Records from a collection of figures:

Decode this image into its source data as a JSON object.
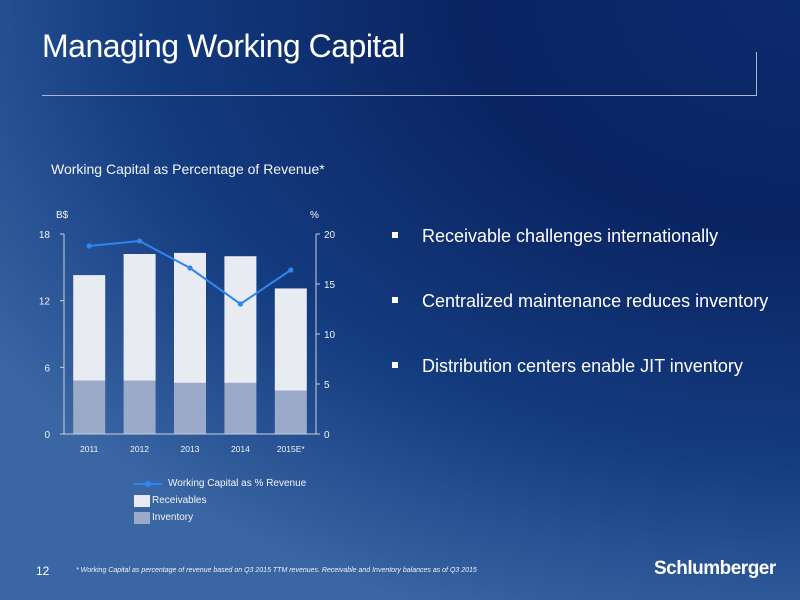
{
  "slide": {
    "title": "Managing Working Capital",
    "page_number": "12",
    "footnote": "* Working Capital as percentage of revenue based on Q3 2015 TTM revenues. Receivable and Inventory balances as of Q3 2015",
    "logo_text": "Schlumberger"
  },
  "bullets": [
    "Receivable challenges internationally",
    "Centralized maintenance reduces inventory",
    "Distribution centers enable JIT inventory"
  ],
  "colors": {
    "receivables": "#e8ebf2",
    "inventory": "#9aaac8",
    "line": "#2f86f0"
  },
  "chart_data": {
    "type": "bar",
    "title": "Working Capital as Percentage of Revenue*",
    "categories": [
      "2011",
      "2012",
      "2013",
      "2014",
      "2015E*"
    ],
    "y_left_label": "B$",
    "y_left_lim": [
      0,
      18
    ],
    "y_left_ticks": [
      "0",
      "6",
      "12",
      "18"
    ],
    "y_right_label": "%",
    "y_right_lim": [
      0,
      20
    ],
    "y_right_ticks": [
      "0",
      "5",
      "10",
      "15",
      "20"
    ],
    "series": [
      {
        "name": "Working Capital as % Revenue",
        "type": "line",
        "axis": "right",
        "values": [
          18.8,
          19.3,
          16.6,
          13.0,
          16.4
        ]
      },
      {
        "name": "Receivables",
        "type": "stacked-bar",
        "axis": "left",
        "values": [
          9.5,
          11.4,
          11.7,
          11.4,
          9.2
        ]
      },
      {
        "name": "Inventory",
        "type": "stacked-bar",
        "axis": "left",
        "values": [
          4.8,
          4.8,
          4.6,
          4.6,
          3.9
        ]
      }
    ],
    "legend_position": "bottom",
    "grid": false
  }
}
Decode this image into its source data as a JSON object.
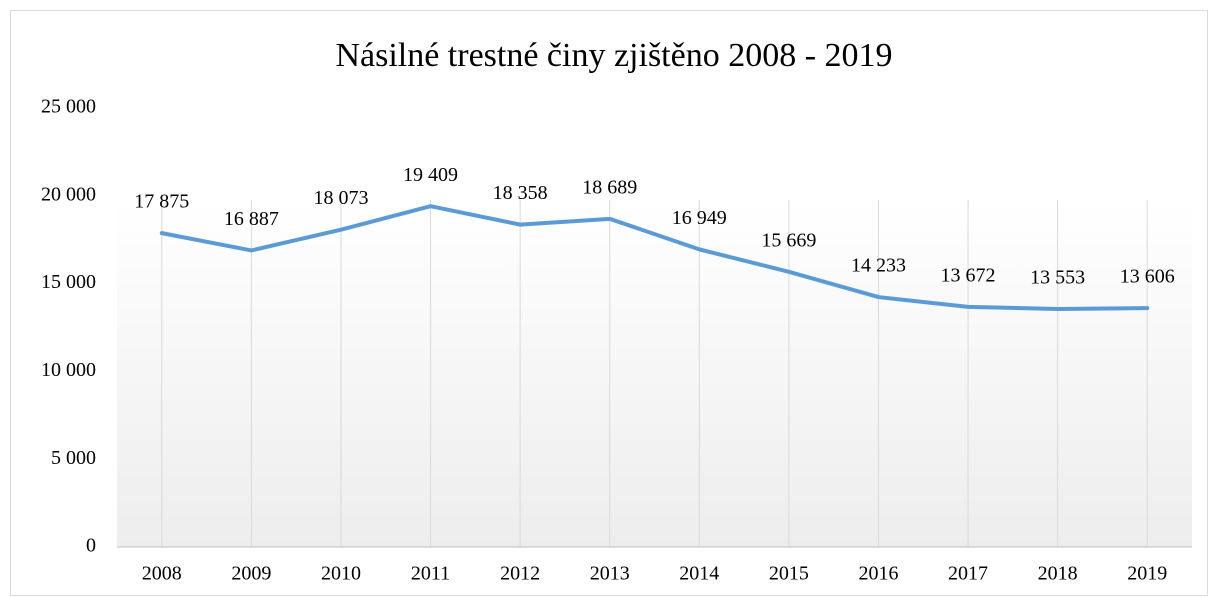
{
  "chart_data": {
    "type": "line",
    "title": "Násilné trestné činy zjištěno 2008 - 2019",
    "categories": [
      "2008",
      "2009",
      "2010",
      "2011",
      "2012",
      "2013",
      "2014",
      "2015",
      "2016",
      "2017",
      "2018",
      "2019"
    ],
    "series": [
      {
        "name": "Násilné trestné činy",
        "color": "#5b9bd5",
        "values": [
          17875,
          16887,
          18073,
          19409,
          18358,
          18689,
          16949,
          15669,
          14233,
          13672,
          13553,
          13606
        ],
        "value_labels": [
          "17 875",
          "16 887",
          "18 073",
          "19 409",
          "18 358",
          "18 689",
          "16 949",
          "15 669",
          "14 233",
          "13 672",
          "13 553",
          "13 606"
        ]
      }
    ],
    "ylim": [
      0,
      25000
    ],
    "yticks": [
      0,
      {
        "value": 5000,
        "label": "5 000"
      },
      {
        "value": 10000,
        "label": "10 000"
      },
      {
        "value": 15000,
        "label": "15 000"
      },
      {
        "value": 20000,
        "label": "20 000"
      },
      {
        "value": 25000,
        "label": "25 000"
      }
    ],
    "grid": "x"
  }
}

* **The request**:
Leave the images out and output the remaining material exactly as it stands.

* **Response to this task**:
Decode this image into its source data as a JSON object.
{
  "slide": {
    "title": "Managing Working Capital",
    "page_number": "12",
    "footnote": "* Working Capital as percentage of revenue based on Q3 2015 TTM revenues. Receivable and Inventory balances as of Q3 2015",
    "logo_text": "Schlumberger"
  },
  "bullets": [
    "Receivable challenges internationally",
    "Centralized maintenance reduces inventory",
    "Distribution centers enable JIT inventory"
  ],
  "colors": {
    "receivables": "#e8ebf2",
    "inventory": "#9aaac8",
    "line": "#2f86f0"
  },
  "chart_data": {
    "type": "bar",
    "title": "Working Capital as Percentage of Revenue*",
    "categories": [
      "2011",
      "2012",
      "2013",
      "2014",
      "2015E*"
    ],
    "y_left_label": "B$",
    "y_left_lim": [
      0,
      18
    ],
    "y_left_ticks": [
      "0",
      "6",
      "12",
      "18"
    ],
    "y_right_label": "%",
    "y_right_lim": [
      0,
      20
    ],
    "y_right_ticks": [
      "0",
      "5",
      "10",
      "15",
      "20"
    ],
    "series": [
      {
        "name": "Working Capital as % Revenue",
        "type": "line",
        "axis": "right",
        "values": [
          18.8,
          19.3,
          16.6,
          13.0,
          16.4
        ]
      },
      {
        "name": "Receivables",
        "type": "stacked-bar",
        "axis": "left",
        "values": [
          9.5,
          11.4,
          11.7,
          11.4,
          9.2
        ]
      },
      {
        "name": "Inventory",
        "type": "stacked-bar",
        "axis": "left",
        "values": [
          4.8,
          4.8,
          4.6,
          4.6,
          3.9
        ]
      }
    ],
    "legend_position": "bottom",
    "grid": false
  }
}
Decode this image into its source data as a JSON object.
{
  "chart_data": {
    "type": "line",
    "title": "Násilné trestné činy zjištěno 2008 - 2019",
    "categories": [
      "2008",
      "2009",
      "2010",
      "2011",
      "2012",
      "2013",
      "2014",
      "2015",
      "2016",
      "2017",
      "2018",
      "2019"
    ],
    "series": [
      {
        "name": "Násilné trestné činy",
        "color": "#5b9bd5",
        "values": [
          17875,
          16887,
          18073,
          19409,
          18358,
          18689,
          16949,
          15669,
          14233,
          13672,
          13553,
          13606
        ],
        "value_labels": [
          "17 875",
          "16 887",
          "18 073",
          "19 409",
          "18 358",
          "18 689",
          "16 949",
          "15 669",
          "14 233",
          "13 672",
          "13 553",
          "13 606"
        ]
      }
    ],
    "ylim": [
      0,
      25000
    ],
    "yticks": [
      0,
      {
        "value": 5000,
        "label": "5 000"
      },
      {
        "value": 10000,
        "label": "10 000"
      },
      {
        "value": 15000,
        "label": "15 000"
      },
      {
        "value": 20000,
        "label": "20 000"
      },
      {
        "value": 25000,
        "label": "25 000"
      }
    ],
    "grid": "x"
  }
}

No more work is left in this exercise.